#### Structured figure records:
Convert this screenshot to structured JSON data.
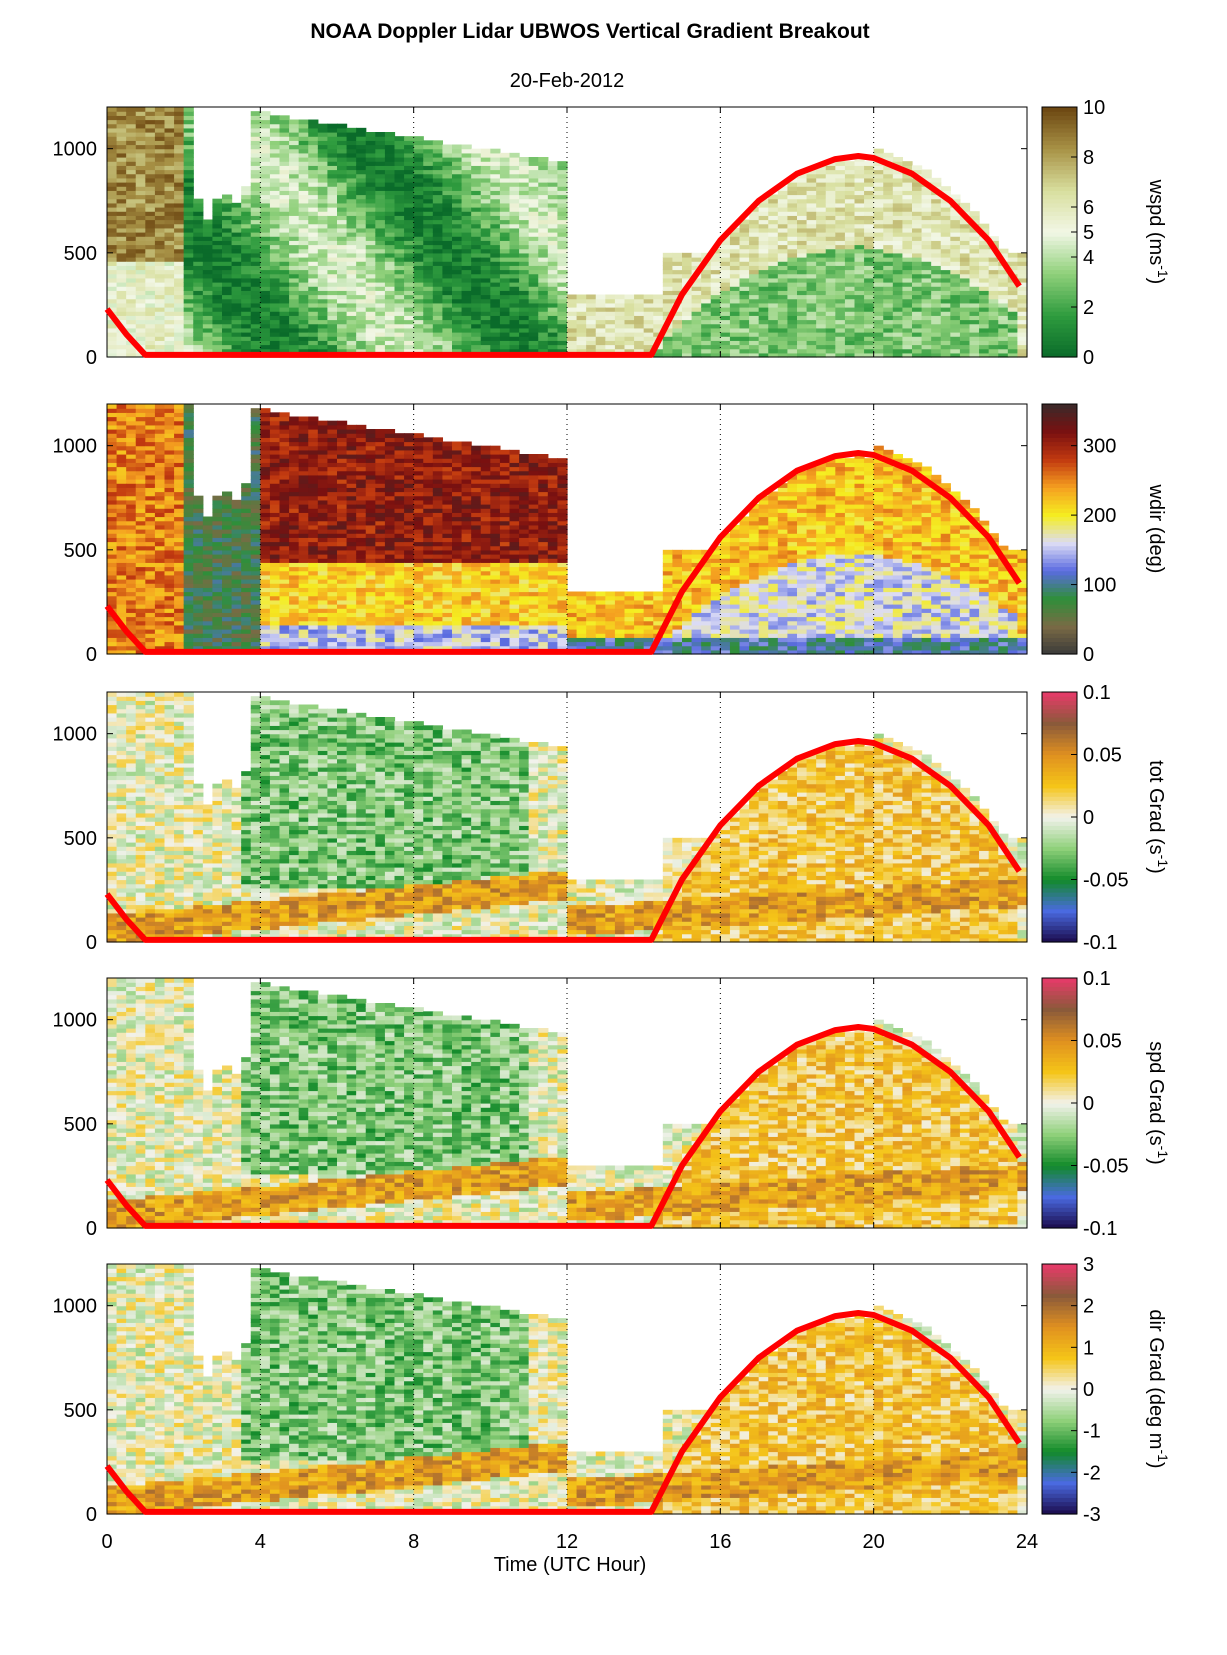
{
  "figure": {
    "title": "NOAA Doppler Lidar  UBWOS  Vertical Gradient Breakout",
    "subtitle": "20-Feb-2012",
    "xlabel": "Time (UTC Hour)"
  },
  "chart_data": [
    {
      "type": "heatmap",
      "name": "wspd",
      "colorbar_label": "wspd (ms",
      "colorbar_unit_sup": "-1",
      "colorbar_label_end": ")",
      "x": {
        "label": "Time (UTC Hour)",
        "range": [
          0,
          24
        ],
        "ticks": [
          0,
          4,
          8,
          12,
          16,
          20,
          24
        ]
      },
      "y": {
        "range": [
          0,
          1200
        ],
        "ticks": [
          0,
          500,
          1000
        ]
      },
      "colorbar": {
        "range": [
          0,
          10
        ],
        "ticks": [
          0,
          2,
          4,
          5,
          6,
          8,
          10
        ],
        "colors": [
          "#0a6b2a",
          "#2e9b3e",
          "#8fd07a",
          "#f2f7e6",
          "#d8df9e",
          "#a89246",
          "#6b4510"
        ]
      },
      "overlay_curve": {
        "color": "#ff0000",
        "points": [
          [
            0,
            230
          ],
          [
            0.5,
            110
          ],
          [
            1,
            10
          ],
          [
            14.2,
            10
          ],
          [
            15,
            300
          ],
          [
            16,
            560
          ],
          [
            17,
            750
          ],
          [
            18,
            880
          ],
          [
            19,
            950
          ],
          [
            19.6,
            965
          ],
          [
            20,
            955
          ],
          [
            21,
            880
          ],
          [
            22,
            750
          ],
          [
            23,
            560
          ],
          [
            23.8,
            340
          ]
        ]
      },
      "reference_lines": [
        4,
        8,
        12,
        16,
        20
      ]
    },
    {
      "type": "heatmap",
      "name": "wdir",
      "colorbar_label": "wdir (deg)",
      "x": {
        "range": [
          0,
          24
        ],
        "ticks": [
          0,
          4,
          8,
          12,
          16,
          20,
          24
        ]
      },
      "y": {
        "range": [
          0,
          1200
        ],
        "ticks": [
          0,
          500,
          1000
        ]
      },
      "colorbar": {
        "range": [
          0,
          360
        ],
        "ticks": [
          0,
          100,
          200,
          300
        ],
        "colors": [
          "#3a3a3a",
          "#7a6a45",
          "#2f8f3a",
          "#5a6be0",
          "#dcdcf5",
          "#f5ee20",
          "#f5a020",
          "#c23a10",
          "#7a1010",
          "#3a2a2a"
        ]
      },
      "overlay_curve": {
        "color": "#ff0000",
        "points": [
          [
            0,
            230
          ],
          [
            0.5,
            110
          ],
          [
            1,
            10
          ],
          [
            14.2,
            10
          ],
          [
            15,
            300
          ],
          [
            16,
            560
          ],
          [
            17,
            750
          ],
          [
            18,
            880
          ],
          [
            19,
            950
          ],
          [
            19.6,
            965
          ],
          [
            20,
            955
          ],
          [
            21,
            880
          ],
          [
            22,
            750
          ],
          [
            23,
            560
          ],
          [
            23.8,
            340
          ]
        ]
      },
      "reference_lines": [
        4,
        8,
        12,
        16,
        20
      ]
    },
    {
      "type": "heatmap",
      "name": "tot Grad",
      "colorbar_label": "tot Grad (s",
      "colorbar_unit_sup": "-1",
      "colorbar_label_end": ")",
      "x": {
        "range": [
          0,
          24
        ],
        "ticks": [
          0,
          4,
          8,
          12,
          16,
          20,
          24
        ]
      },
      "y": {
        "range": [
          0,
          1200
        ],
        "ticks": [
          0,
          500,
          1000
        ]
      },
      "colorbar": {
        "range": [
          -0.1,
          0.1
        ],
        "ticks": [
          -0.1,
          -0.05,
          0,
          0.05,
          0.1
        ],
        "tick_labels": [
          "-0.1",
          "-0.05",
          "0",
          "0.05",
          "0.1"
        ],
        "colors": [
          "#1a0a4a",
          "#4a6ae0",
          "#128a2a",
          "#8fd07a",
          "#f2f2ec",
          "#f5c518",
          "#e09020",
          "#8a5a3a",
          "#e83a6a"
        ]
      },
      "overlay_curve": {
        "color": "#ff0000",
        "points": [
          [
            0,
            230
          ],
          [
            0.5,
            110
          ],
          [
            1,
            10
          ],
          [
            14.2,
            10
          ],
          [
            15,
            300
          ],
          [
            16,
            560
          ],
          [
            17,
            750
          ],
          [
            18,
            880
          ],
          [
            19,
            950
          ],
          [
            19.6,
            965
          ],
          [
            20,
            955
          ],
          [
            21,
            880
          ],
          [
            22,
            750
          ],
          [
            23,
            560
          ],
          [
            23.8,
            340
          ]
        ]
      },
      "reference_lines": [
        4,
        8,
        12,
        16,
        20
      ]
    },
    {
      "type": "heatmap",
      "name": "spd Grad",
      "colorbar_label": "spd Grad (s",
      "colorbar_unit_sup": "-1",
      "colorbar_label_end": ")",
      "x": {
        "range": [
          0,
          24
        ],
        "ticks": [
          0,
          4,
          8,
          12,
          16,
          20,
          24
        ]
      },
      "y": {
        "range": [
          0,
          1200
        ],
        "ticks": [
          0,
          500,
          1000
        ]
      },
      "colorbar": {
        "range": [
          -0.1,
          0.1
        ],
        "ticks": [
          -0.1,
          -0.05,
          0,
          0.05,
          0.1
        ],
        "tick_labels": [
          "-0.1",
          "-0.05",
          "0",
          "0.05",
          "0.1"
        ],
        "colors": [
          "#1a0a4a",
          "#4a6ae0",
          "#128a2a",
          "#8fd07a",
          "#f2f2ec",
          "#f5c518",
          "#e09020",
          "#8a5a3a",
          "#e83a6a"
        ]
      },
      "overlay_curve": {
        "color": "#ff0000",
        "points": [
          [
            0,
            230
          ],
          [
            0.5,
            110
          ],
          [
            1,
            10
          ],
          [
            14.2,
            10
          ],
          [
            15,
            300
          ],
          [
            16,
            560
          ],
          [
            17,
            750
          ],
          [
            18,
            880
          ],
          [
            19,
            950
          ],
          [
            19.6,
            965
          ],
          [
            20,
            955
          ],
          [
            21,
            880
          ],
          [
            22,
            750
          ],
          [
            23,
            560
          ],
          [
            23.8,
            340
          ]
        ]
      },
      "reference_lines": [
        4,
        8,
        12,
        16,
        20
      ]
    },
    {
      "type": "heatmap",
      "name": "dir Grad",
      "colorbar_label": "dir Grad (deg m",
      "colorbar_unit_sup": "-1",
      "colorbar_label_end": ")",
      "x": {
        "range": [
          0,
          24
        ],
        "ticks": [
          0,
          4,
          8,
          12,
          16,
          20,
          24
        ]
      },
      "y": {
        "range": [
          0,
          1200
        ],
        "ticks": [
          0,
          500,
          1000
        ]
      },
      "colorbar": {
        "range": [
          -3,
          3
        ],
        "ticks": [
          -3,
          -2,
          -1,
          0,
          1,
          2,
          3
        ],
        "colors": [
          "#1a0a4a",
          "#4a6ae0",
          "#128a2a",
          "#8fd07a",
          "#f2f2ec",
          "#f5c518",
          "#e09020",
          "#8a5a3a",
          "#e83a6a"
        ]
      },
      "overlay_curve": {
        "color": "#ff0000",
        "points": [
          [
            0,
            230
          ],
          [
            0.5,
            110
          ],
          [
            1,
            10
          ],
          [
            14.2,
            10
          ],
          [
            15,
            300
          ],
          [
            16,
            560
          ],
          [
            17,
            750
          ],
          [
            18,
            880
          ],
          [
            19,
            950
          ],
          [
            19.6,
            965
          ],
          [
            20,
            955
          ],
          [
            21,
            880
          ],
          [
            22,
            750
          ],
          [
            23,
            560
          ],
          [
            23.8,
            340
          ]
        ]
      },
      "reference_lines": [
        4,
        8,
        12,
        16,
        20
      ]
    }
  ]
}
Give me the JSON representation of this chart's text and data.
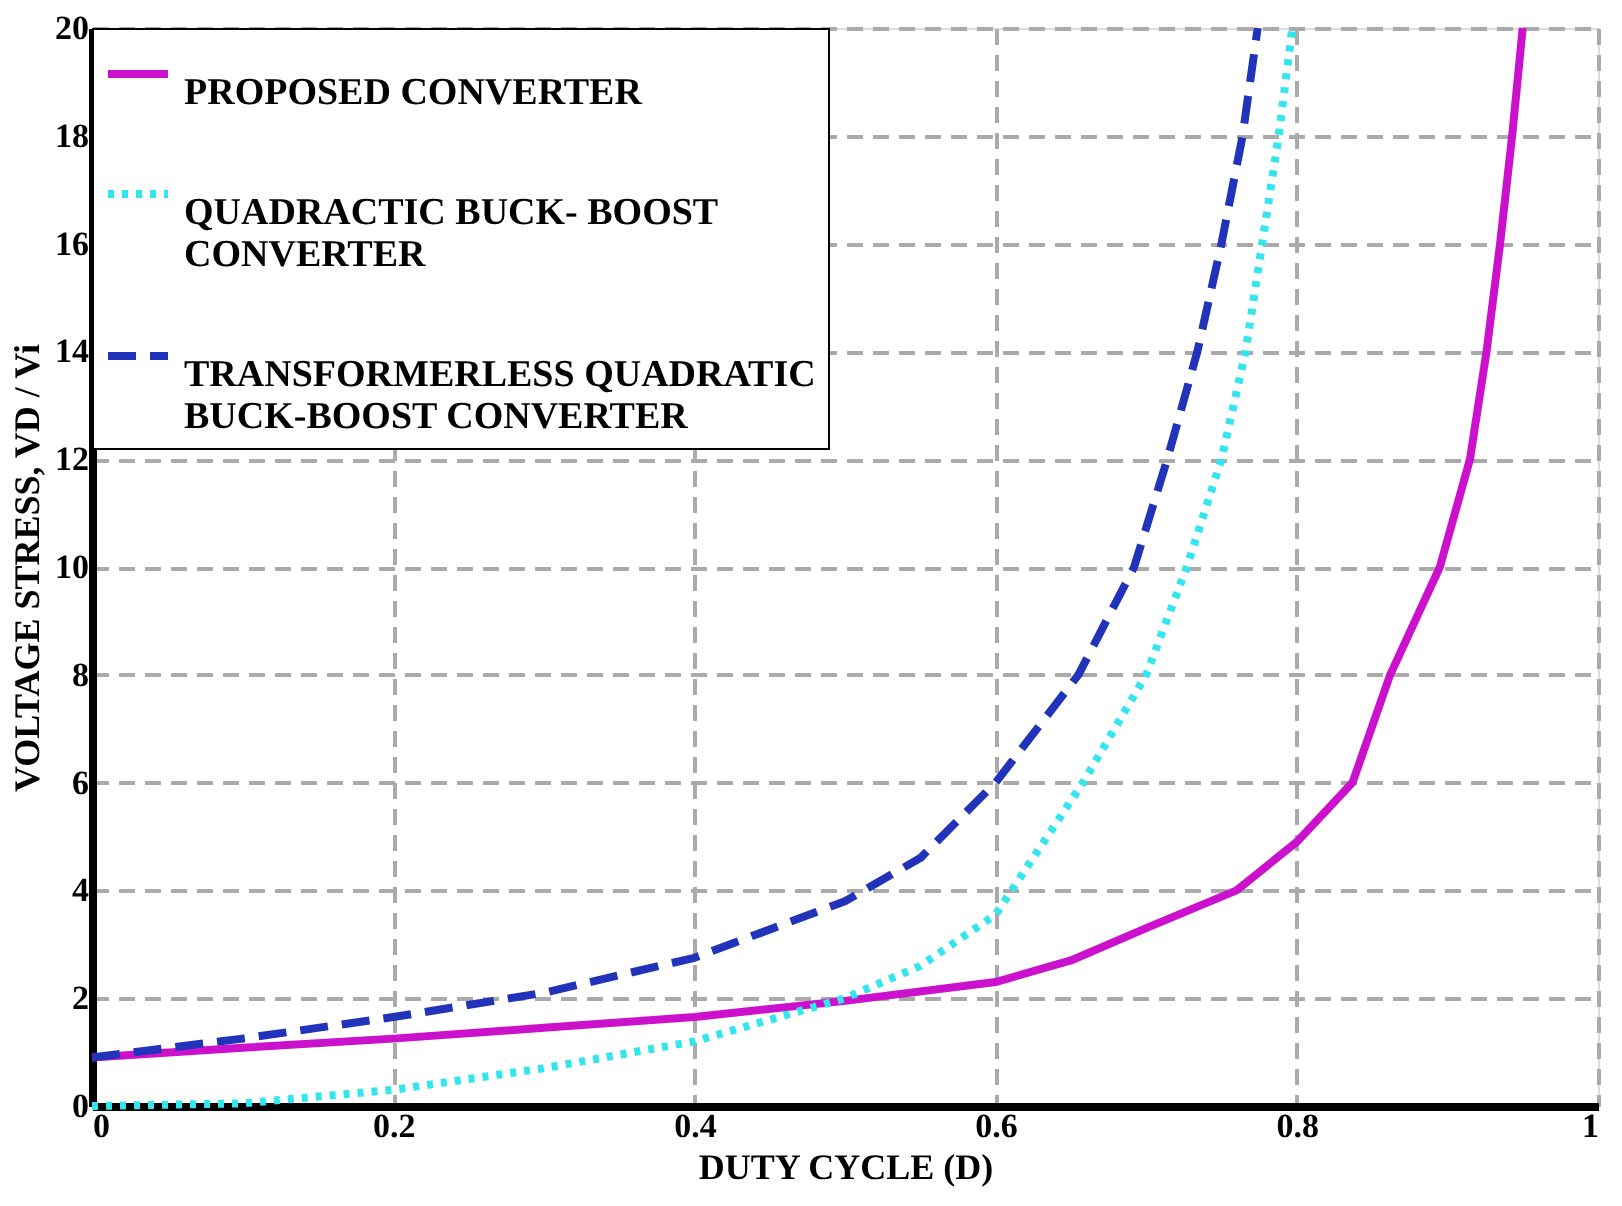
{
  "chart_data": {
    "type": "line",
    "xlabel": "DUTY CYCLE (D)",
    "ylabel": "VOLTAGE STRESS, VD / Vi",
    "xlim": [
      0,
      1
    ],
    "xticks": [
      0,
      0.2,
      0.4,
      0.6,
      0.8,
      1
    ],
    "ylim": [
      0,
      20
    ],
    "yticks": [
      0,
      2,
      4,
      6,
      8,
      10,
      12,
      14,
      16,
      18,
      20
    ],
    "grid": true,
    "legend": "top left",
    "series": [
      {
        "name": "PROPOSED CONVERTER",
        "color": "#cc11cc",
        "line_style": "solid",
        "x": [
          0,
          0.1,
          0.2,
          0.3,
          0.4,
          0.5,
          0.6,
          0.65,
          0.7,
          0.76,
          0.8,
          0.837,
          0.862,
          0.895,
          0.915,
          0.926,
          0.935,
          0.943,
          0.95
        ],
        "values": [
          0.9,
          1.08,
          1.25,
          1.45,
          1.65,
          1.95,
          2.3,
          2.7,
          3.3,
          4.0,
          4.9,
          6.0,
          8,
          10,
          12,
          14,
          16,
          18,
          20
        ]
      },
      {
        "name": "QUADRACTIC BUCK- BOOST CONVERTER",
        "color": "#33e5ee",
        "line_style": "dotted",
        "x": [
          0,
          0.1,
          0.2,
          0.3,
          0.4,
          0.5,
          0.55,
          0.6,
          0.658,
          0.7,
          0.727,
          0.75,
          0.766,
          0.777,
          0.788,
          0.797
        ],
        "values": [
          0,
          0.05,
          0.3,
          0.7,
          1.2,
          2.0,
          2.6,
          3.55,
          6,
          8,
          10,
          12,
          14,
          16,
          18,
          20
        ]
      },
      {
        "name": "TRANSFORMERLESS QUADRATIC BUCK-BOOST CONVERTER",
        "color": "#2233bb",
        "line_style": "dashed",
        "x": [
          0,
          0.1,
          0.2,
          0.3,
          0.4,
          0.5,
          0.55,
          0.6,
          0.655,
          0.692,
          0.714,
          0.734,
          0.75,
          0.764,
          0.774
        ],
        "values": [
          0.9,
          1.25,
          1.65,
          2.1,
          2.75,
          3.8,
          4.6,
          6.0,
          8,
          10,
          12,
          14,
          16,
          18,
          20
        ]
      }
    ]
  }
}
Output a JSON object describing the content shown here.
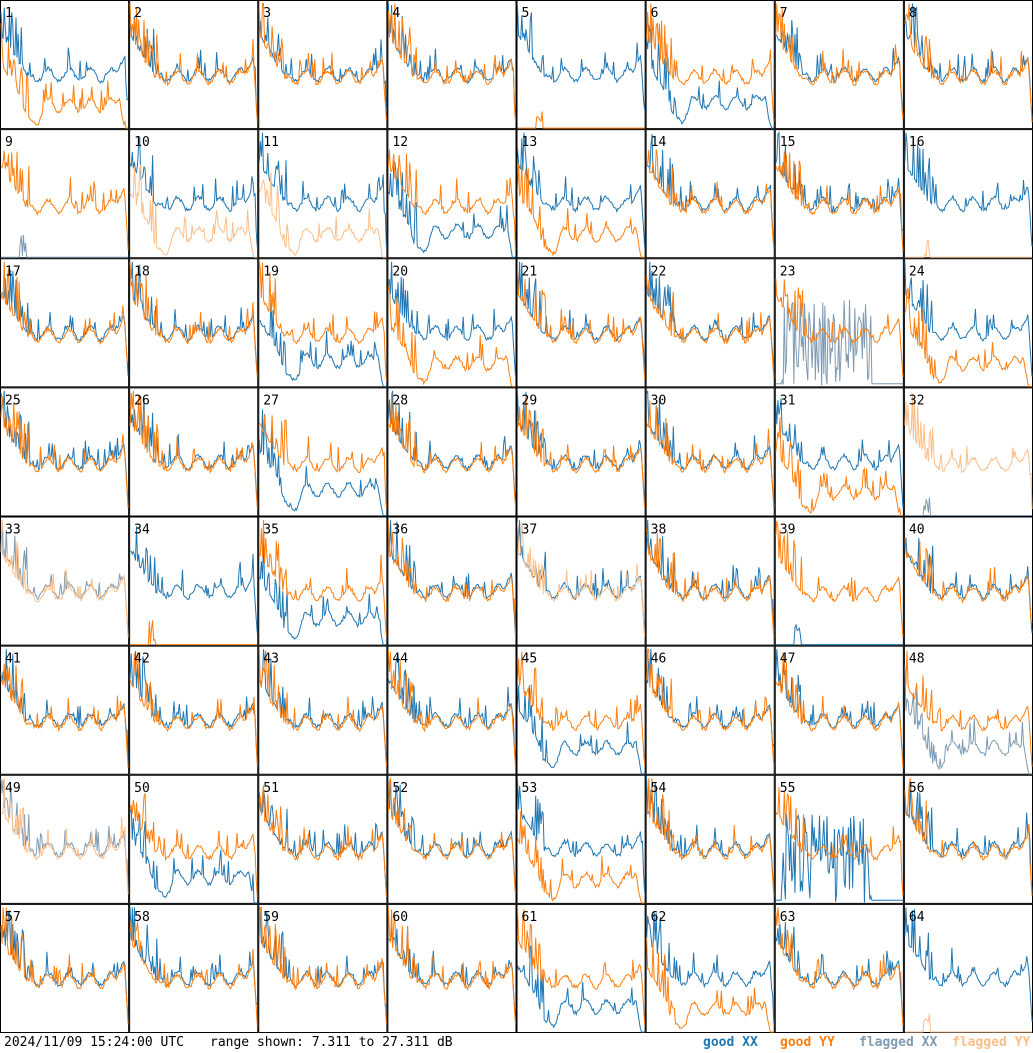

#### What the task asks:
Return all lines containing "xlabel".

#### Written response:
    "xlabel": "Time (UTC Hour)"
    "xlabel": "DUTY CYCLE (D)",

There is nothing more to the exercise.